■ **Problem statement**
Look through the lines below and extract each one that contains "디지털통합물류시스템을".

■ **Information given**
────────

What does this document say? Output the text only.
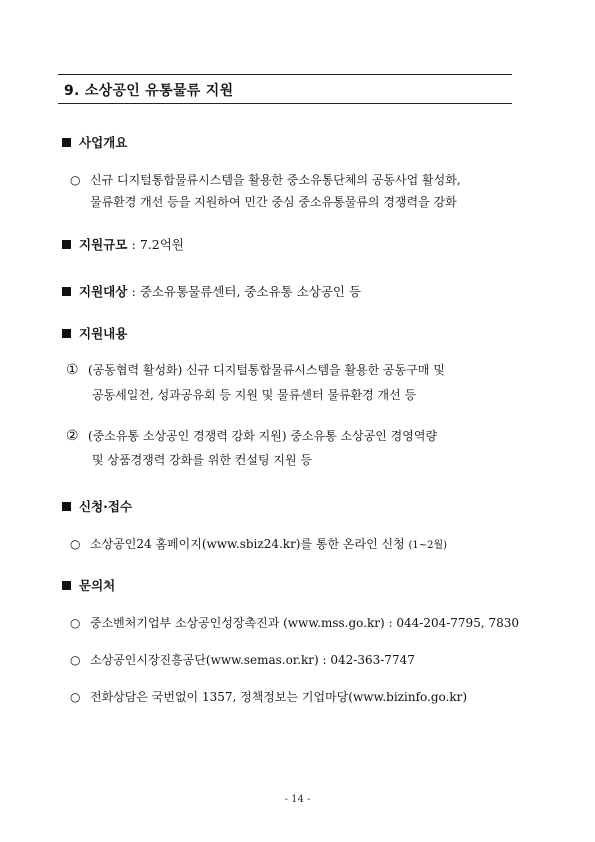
9. 소상공인 유통물류 지원
사업개요
○ 신규 디지털통합물류시스템을 활용한 중소유통단체의 공동사업 활성화,
물류환경 개선 등을 지원하여 민간 중심 중소유통물류의 경쟁력을 강화
지원규모 : 7.2억원
지원대상 : 중소유통물류센터, 중소유통 소상공인 등
지원내용
① (공동협력 활성화) 신규 디지털통합물류시스템을 활용한 공동구매 및
공동세일전, 성과공유회 등 지원 및 물류센터 물류환경 개선 등
② (중소유통 소상공인 경쟁력 강화 지원) 중소유통 소상공인 경영역량
및 상품경쟁력 강화를 위한 컨설팅 지원 등
신청·접수
○ 소상공인24 홈페이지(www.sbiz24.kr)를 통한 온라인 신청 (1~2월)
문의처
○ 중소벤처기업부 소상공인성장촉진과 (www.mss.go.kr) : 044-204-7795, 7830
○ 소상공인시장진흥공단(www.semas.or.kr) : 042-363-7747
○ 전화상담은 국번없이 1357, 정책정보는 기업마당(www.bizinfo.go.kr)
- 14 -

────────

■ **Reply to the exercise**
○ 신규 디지털통합물류시스템을 활용한 중소유통단체의 공동사업 활성화,
① (공동협력 활성화) 신규 디지털통합물류시스템을 활용한 공동구매 및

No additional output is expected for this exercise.